-- START RECORDS SUPPLIED --

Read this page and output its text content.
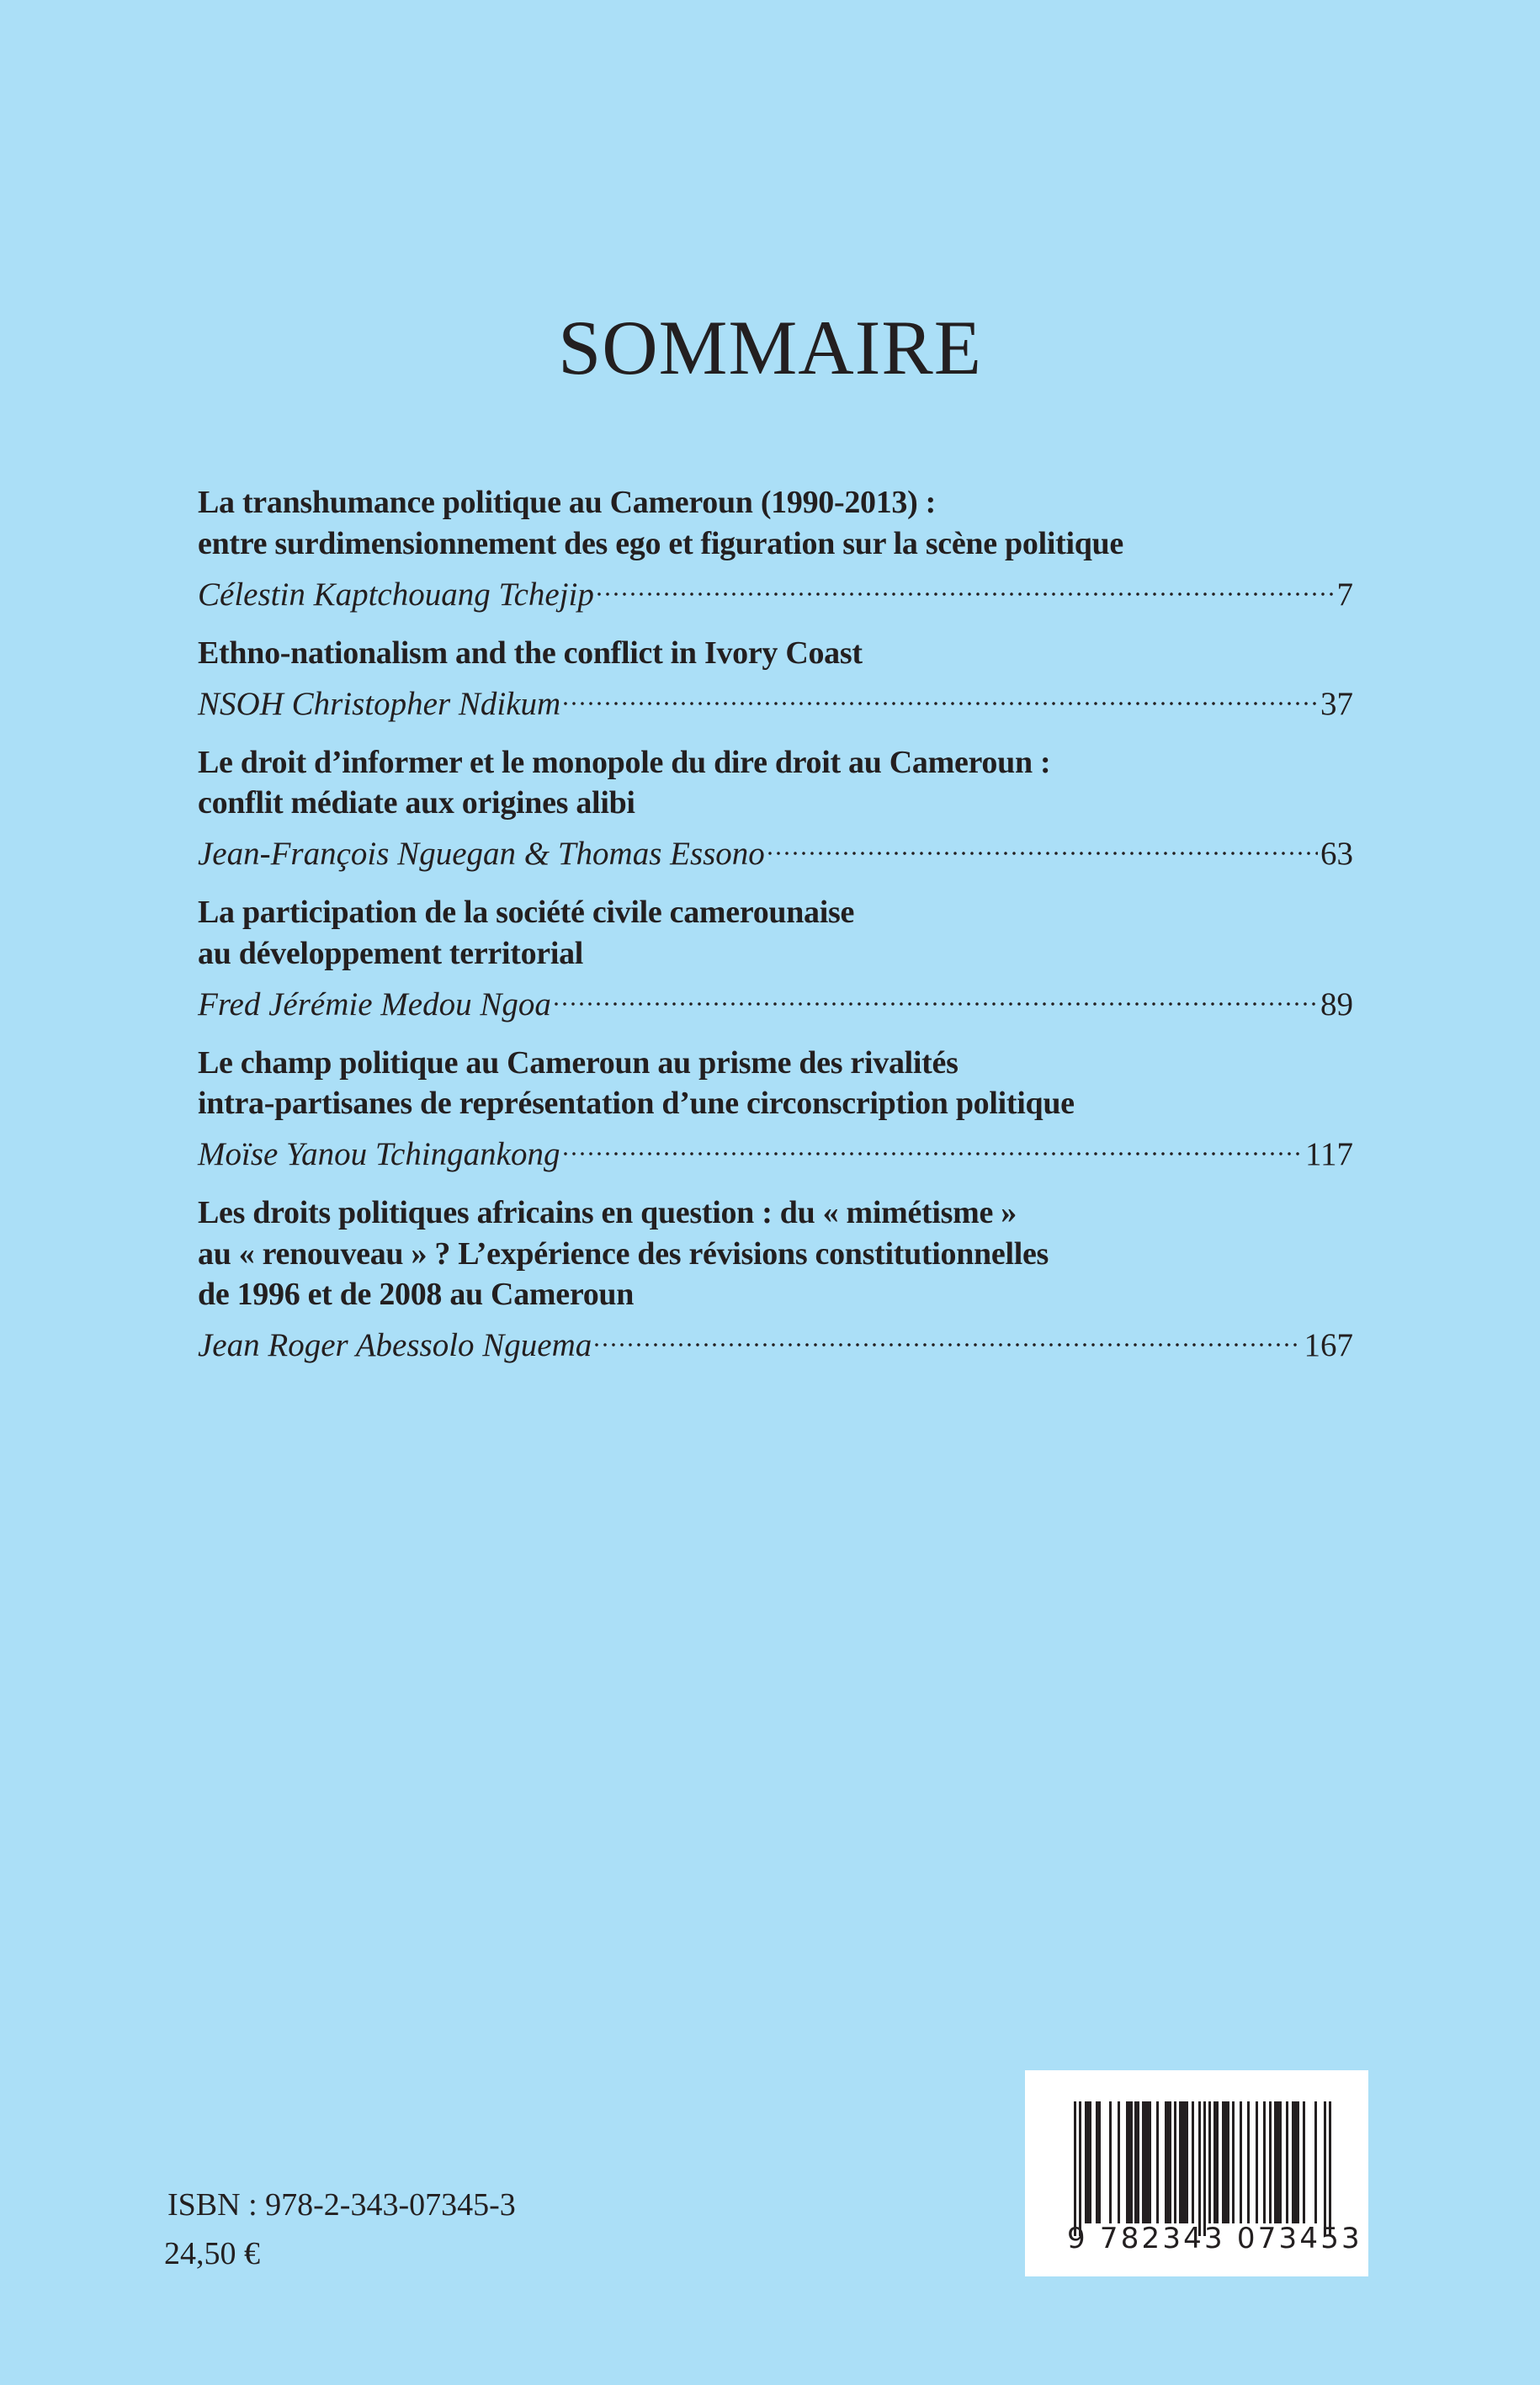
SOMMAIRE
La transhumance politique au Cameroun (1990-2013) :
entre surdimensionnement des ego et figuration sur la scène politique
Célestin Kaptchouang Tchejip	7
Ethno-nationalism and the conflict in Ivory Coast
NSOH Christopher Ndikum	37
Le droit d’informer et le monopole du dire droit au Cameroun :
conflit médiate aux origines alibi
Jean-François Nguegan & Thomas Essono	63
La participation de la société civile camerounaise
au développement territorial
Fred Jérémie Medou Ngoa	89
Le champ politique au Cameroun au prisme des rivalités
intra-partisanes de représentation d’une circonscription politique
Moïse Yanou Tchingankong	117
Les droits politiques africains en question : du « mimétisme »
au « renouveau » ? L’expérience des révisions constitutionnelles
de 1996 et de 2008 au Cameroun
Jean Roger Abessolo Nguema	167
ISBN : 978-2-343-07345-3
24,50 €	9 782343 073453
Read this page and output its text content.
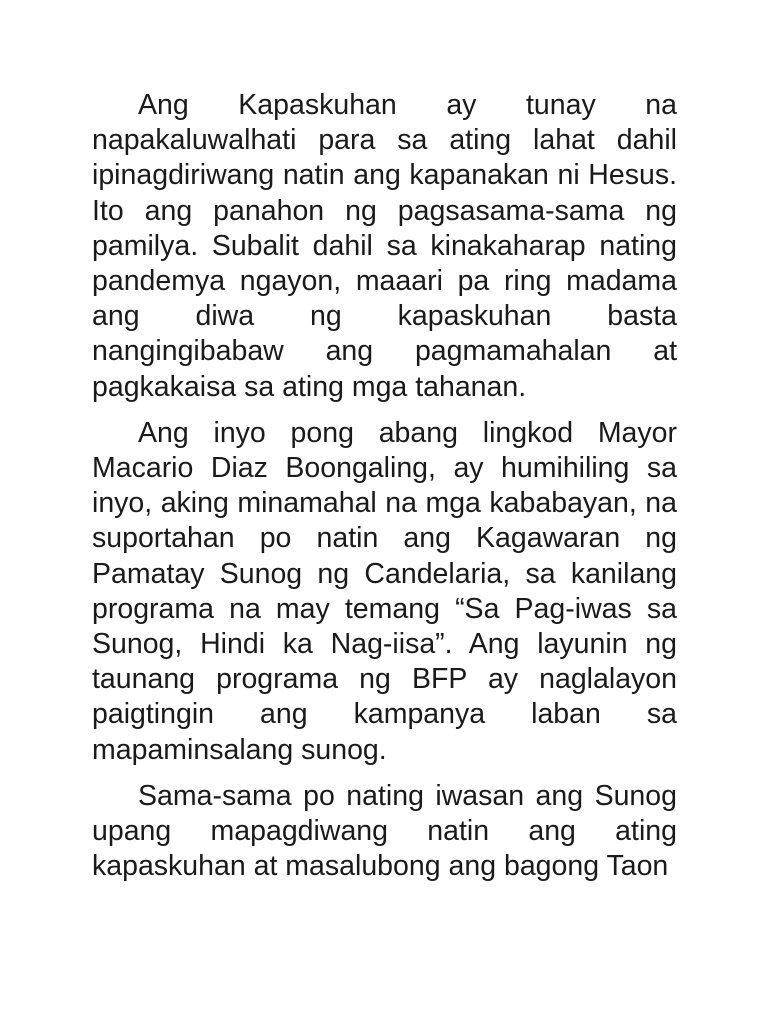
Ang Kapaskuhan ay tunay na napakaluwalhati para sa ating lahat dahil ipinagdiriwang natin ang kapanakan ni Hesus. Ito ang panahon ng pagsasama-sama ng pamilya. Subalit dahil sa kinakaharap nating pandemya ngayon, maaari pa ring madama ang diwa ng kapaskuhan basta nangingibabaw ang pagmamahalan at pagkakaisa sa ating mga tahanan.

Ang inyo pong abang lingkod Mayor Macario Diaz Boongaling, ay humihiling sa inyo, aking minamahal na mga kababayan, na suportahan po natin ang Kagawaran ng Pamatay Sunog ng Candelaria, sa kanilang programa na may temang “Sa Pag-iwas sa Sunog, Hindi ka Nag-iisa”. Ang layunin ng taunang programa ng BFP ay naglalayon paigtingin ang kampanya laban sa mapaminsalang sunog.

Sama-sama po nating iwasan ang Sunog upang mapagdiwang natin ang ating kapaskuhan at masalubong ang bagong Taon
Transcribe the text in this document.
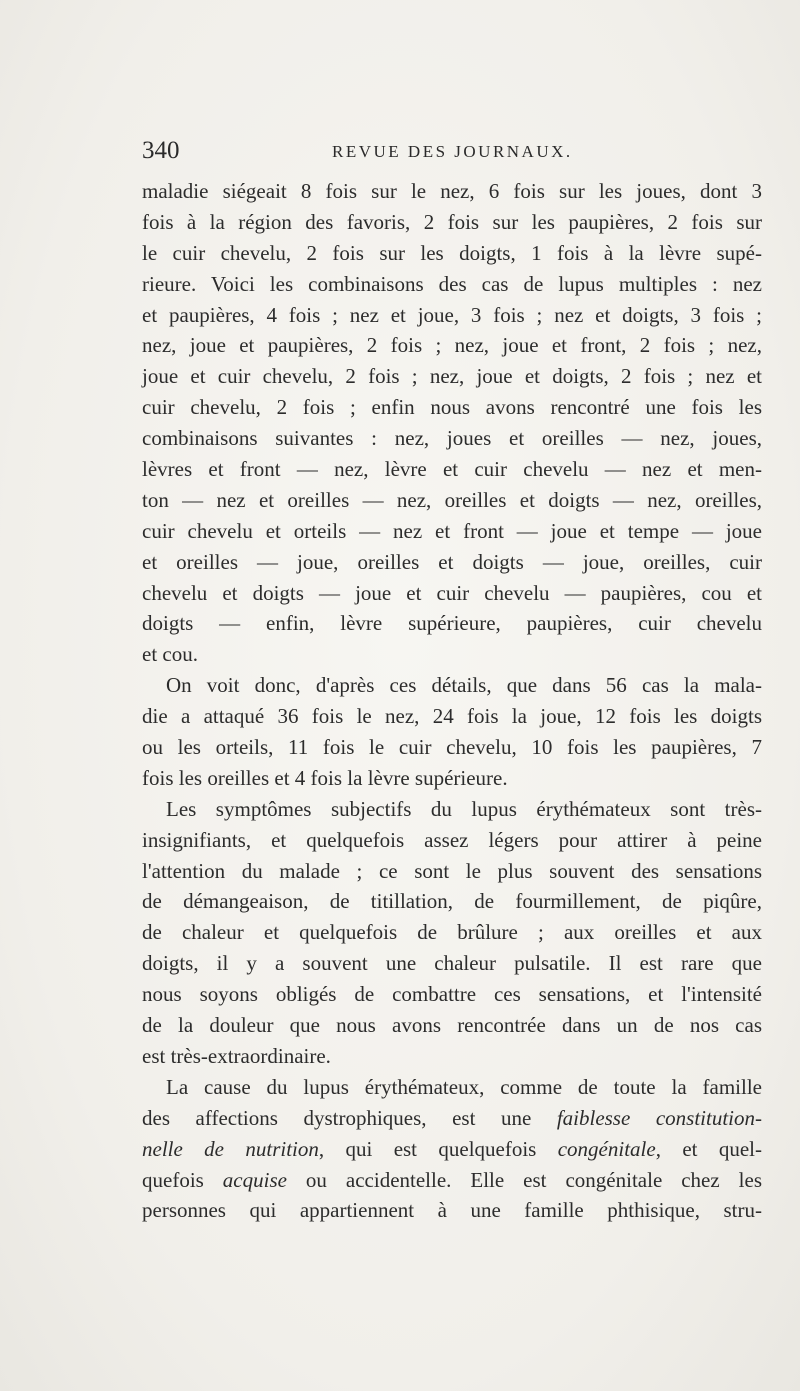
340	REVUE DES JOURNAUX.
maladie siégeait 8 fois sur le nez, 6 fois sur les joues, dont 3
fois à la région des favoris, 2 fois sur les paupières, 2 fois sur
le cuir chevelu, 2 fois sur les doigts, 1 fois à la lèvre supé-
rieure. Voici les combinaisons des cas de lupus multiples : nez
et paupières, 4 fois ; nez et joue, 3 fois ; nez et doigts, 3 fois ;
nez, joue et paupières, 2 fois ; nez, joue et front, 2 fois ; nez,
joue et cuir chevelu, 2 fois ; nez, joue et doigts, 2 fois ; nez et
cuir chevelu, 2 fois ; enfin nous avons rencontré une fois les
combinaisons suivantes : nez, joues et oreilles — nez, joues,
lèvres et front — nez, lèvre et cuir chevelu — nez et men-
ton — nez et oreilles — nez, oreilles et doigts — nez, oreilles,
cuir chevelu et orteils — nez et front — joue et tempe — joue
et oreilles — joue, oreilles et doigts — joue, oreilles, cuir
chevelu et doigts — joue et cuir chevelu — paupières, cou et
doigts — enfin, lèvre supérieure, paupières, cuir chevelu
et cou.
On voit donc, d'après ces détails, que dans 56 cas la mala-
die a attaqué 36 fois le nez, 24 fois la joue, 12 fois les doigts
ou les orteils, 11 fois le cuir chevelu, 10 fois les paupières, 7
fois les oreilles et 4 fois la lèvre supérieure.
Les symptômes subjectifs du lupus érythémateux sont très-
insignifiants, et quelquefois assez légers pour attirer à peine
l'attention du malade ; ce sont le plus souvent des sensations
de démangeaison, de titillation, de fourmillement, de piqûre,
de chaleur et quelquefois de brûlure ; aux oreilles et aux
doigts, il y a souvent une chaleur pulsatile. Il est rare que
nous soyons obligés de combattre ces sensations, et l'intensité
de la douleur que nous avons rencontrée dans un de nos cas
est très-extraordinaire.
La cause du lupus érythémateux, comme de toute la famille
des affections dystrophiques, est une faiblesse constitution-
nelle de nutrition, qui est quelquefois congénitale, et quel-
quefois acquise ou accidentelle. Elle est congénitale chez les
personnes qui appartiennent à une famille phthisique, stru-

-- END RECORDS SUPPLIED --

CHALLENGE —
List the lines of the records where "combinaisons" occurs.

SOLUTION —
rieure. Voici les combinaisons des cas de lupus multiples : nez
combinaisons suivantes : nez, joues et oreilles — nez, joues,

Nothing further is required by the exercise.